## Excerpt provided
========================
The song "When Irish Eyes Are Smiling" was written by George Graff, who was German, and was never in Ireland in his life.

The famous Russian composer Aleksandr Borodin was also a respected chemistry professor in St. Petersburg.

In 1992, Sarah Ophelia Colley Cannon, better known to country music fans as singer/comedienne Minnie Pearl, was awarded a National Medal of Arts by President George Bush. In 1994, Minnie became the first woman to be inducted into the Comedy Hall of Fame. She was too frail and sick to attend the ceremony, and so good friend and comedian George Lindsey ("Goober") accepted the award for her. She died in 1996 at age 83.

Bill Haley and the Comets, one of rock and roll's pioneer groups actually began their career's as Bill Haley's Saddle Pals - a country music act.

The voice of Tony the Tiger is Thurl Ravenscroft, who also sang the "Rotten Mr. Grinch" song in the movie, "The Grinch Who Stole Christmas". He was also narrator for Disney's "A Spooky Night in Disney's Haunted Mansion" album. He performed for many Disney attractions including: voice of Fritz the parrot in "The Enchanted Tiki Room, " lead singer in "Grim Grinning Ghosts" in the Haunted Mansion, narrator on Monorail. He was the voice for the Disneyland LP based on the "Pirates of the Caribbean" ride. The flip side of this LP contained a number of sea chanties he sang.

In 1939 Irving Berlin composed a Christmas song but thought so little of it that he never showed it to anybody. He just tossed it into a trunk and didn't see fit to retrieve it until he needed it for a Bing Crosby-Fred Astaire movie, HOLIDAY INN 10 years later.
Bing Crosby was a staunch Catholic and at first refused to sing the song because he felt it tended to commercialize Christmas. He finally agreed, took eighteen minutes to make the recording, and then the "throw-away" song become an all-time hit.
Crosby's version has sold over 40 million copies. All together, this song has appeared in 750 versions, selling 6 million copies of sheet music and 90,000,000 recordings ,just in the United States and Canada.
========================
## Requirements
a - In the music trivia excerpt, what was Aleksandr Borodin's other profession besides composing?
b - Reproduce the entries from their first line through the line containing "numbered-list-icon[interactable] xyxy=(460,418,478,436)", with both of those lines included.

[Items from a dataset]
========================
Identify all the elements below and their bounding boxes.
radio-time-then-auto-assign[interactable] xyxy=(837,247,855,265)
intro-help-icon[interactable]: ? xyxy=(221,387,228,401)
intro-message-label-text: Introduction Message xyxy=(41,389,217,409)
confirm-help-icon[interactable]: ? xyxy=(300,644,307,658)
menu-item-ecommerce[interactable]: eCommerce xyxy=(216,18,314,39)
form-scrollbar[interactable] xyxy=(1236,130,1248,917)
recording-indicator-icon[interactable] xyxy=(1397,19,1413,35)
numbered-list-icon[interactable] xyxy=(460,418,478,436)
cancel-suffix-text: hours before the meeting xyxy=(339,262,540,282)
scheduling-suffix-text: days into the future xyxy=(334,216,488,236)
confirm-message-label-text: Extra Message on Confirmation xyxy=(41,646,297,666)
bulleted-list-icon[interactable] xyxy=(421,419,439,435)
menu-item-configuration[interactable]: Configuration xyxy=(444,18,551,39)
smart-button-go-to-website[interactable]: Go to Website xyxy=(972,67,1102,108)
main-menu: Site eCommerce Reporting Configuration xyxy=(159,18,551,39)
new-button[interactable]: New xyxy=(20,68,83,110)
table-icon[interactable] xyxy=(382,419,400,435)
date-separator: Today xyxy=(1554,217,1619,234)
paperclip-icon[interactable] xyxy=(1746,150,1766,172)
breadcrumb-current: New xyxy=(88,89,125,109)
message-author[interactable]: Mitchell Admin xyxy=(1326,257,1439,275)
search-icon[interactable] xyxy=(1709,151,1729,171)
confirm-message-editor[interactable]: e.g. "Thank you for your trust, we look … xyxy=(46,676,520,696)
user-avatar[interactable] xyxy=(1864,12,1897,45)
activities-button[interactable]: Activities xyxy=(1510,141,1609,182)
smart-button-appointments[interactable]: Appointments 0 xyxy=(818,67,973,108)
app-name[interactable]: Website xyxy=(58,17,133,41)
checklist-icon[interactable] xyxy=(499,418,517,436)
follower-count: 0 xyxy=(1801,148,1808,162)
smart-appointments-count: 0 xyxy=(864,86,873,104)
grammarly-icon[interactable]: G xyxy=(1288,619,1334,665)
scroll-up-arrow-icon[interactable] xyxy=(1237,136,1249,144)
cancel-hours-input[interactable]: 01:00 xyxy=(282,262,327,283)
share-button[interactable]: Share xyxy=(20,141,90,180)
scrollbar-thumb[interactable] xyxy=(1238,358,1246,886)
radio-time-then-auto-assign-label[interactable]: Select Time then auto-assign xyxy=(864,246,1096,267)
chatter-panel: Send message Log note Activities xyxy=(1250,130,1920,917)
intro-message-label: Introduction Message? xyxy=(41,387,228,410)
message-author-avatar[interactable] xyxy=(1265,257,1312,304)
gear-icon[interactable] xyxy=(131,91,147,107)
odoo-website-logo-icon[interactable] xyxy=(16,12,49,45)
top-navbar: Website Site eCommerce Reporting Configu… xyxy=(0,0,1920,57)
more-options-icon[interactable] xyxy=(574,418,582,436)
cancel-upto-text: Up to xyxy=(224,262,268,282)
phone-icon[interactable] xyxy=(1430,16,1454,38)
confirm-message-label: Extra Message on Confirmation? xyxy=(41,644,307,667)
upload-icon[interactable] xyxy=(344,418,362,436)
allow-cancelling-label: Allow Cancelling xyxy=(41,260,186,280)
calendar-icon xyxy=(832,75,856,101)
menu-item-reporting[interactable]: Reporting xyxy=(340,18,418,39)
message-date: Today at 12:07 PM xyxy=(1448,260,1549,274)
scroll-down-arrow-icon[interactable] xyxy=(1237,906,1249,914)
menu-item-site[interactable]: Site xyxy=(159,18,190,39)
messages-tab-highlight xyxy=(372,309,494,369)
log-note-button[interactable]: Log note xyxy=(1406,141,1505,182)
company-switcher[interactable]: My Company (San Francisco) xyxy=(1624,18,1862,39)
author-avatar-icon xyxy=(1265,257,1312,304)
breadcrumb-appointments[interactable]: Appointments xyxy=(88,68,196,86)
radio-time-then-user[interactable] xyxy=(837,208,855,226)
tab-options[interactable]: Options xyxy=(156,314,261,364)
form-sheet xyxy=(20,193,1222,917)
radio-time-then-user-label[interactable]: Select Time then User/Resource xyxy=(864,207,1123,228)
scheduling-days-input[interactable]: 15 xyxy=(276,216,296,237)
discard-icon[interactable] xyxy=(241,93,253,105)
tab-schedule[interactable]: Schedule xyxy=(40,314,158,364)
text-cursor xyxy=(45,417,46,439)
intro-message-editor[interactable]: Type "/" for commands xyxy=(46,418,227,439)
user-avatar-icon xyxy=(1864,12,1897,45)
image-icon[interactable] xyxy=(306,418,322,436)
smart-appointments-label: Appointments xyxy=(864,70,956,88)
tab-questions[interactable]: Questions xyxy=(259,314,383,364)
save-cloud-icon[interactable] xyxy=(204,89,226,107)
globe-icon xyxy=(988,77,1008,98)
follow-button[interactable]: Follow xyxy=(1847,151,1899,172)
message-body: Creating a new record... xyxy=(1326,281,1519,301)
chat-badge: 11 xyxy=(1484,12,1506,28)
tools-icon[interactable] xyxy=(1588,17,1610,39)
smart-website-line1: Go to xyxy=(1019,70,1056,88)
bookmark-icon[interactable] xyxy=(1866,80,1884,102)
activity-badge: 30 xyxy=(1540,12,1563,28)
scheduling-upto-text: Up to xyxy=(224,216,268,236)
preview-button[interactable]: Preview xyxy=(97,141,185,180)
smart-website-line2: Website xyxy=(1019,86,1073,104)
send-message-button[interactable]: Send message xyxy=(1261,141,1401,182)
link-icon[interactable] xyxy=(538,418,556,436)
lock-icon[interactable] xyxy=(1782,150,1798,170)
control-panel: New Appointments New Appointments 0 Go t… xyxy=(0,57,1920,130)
========================
## Expected outputs
a - He was a respected chemistry professor in St. Petersburg.

b -
Identify all the elements below and their bounding boxes.
radio-time-then-auto-assign[interactable] xyxy=(837,247,855,265)
intro-help-icon[interactable]: ? xyxy=(221,387,228,401)
intro-message-label-text: Introduction Message xyxy=(41,389,217,409)
confirm-help-icon[interactable]: ? xyxy=(300,644,307,658)
menu-item-ecommerce[interactable]: eCommerce xyxy=(216,18,314,39)
form-scrollbar[interactable] xyxy=(1236,130,1248,917)
recording-indicator-icon[interactable] xyxy=(1397,19,1413,35)
numbered-list-icon[interactable] xyxy=(460,418,478,436)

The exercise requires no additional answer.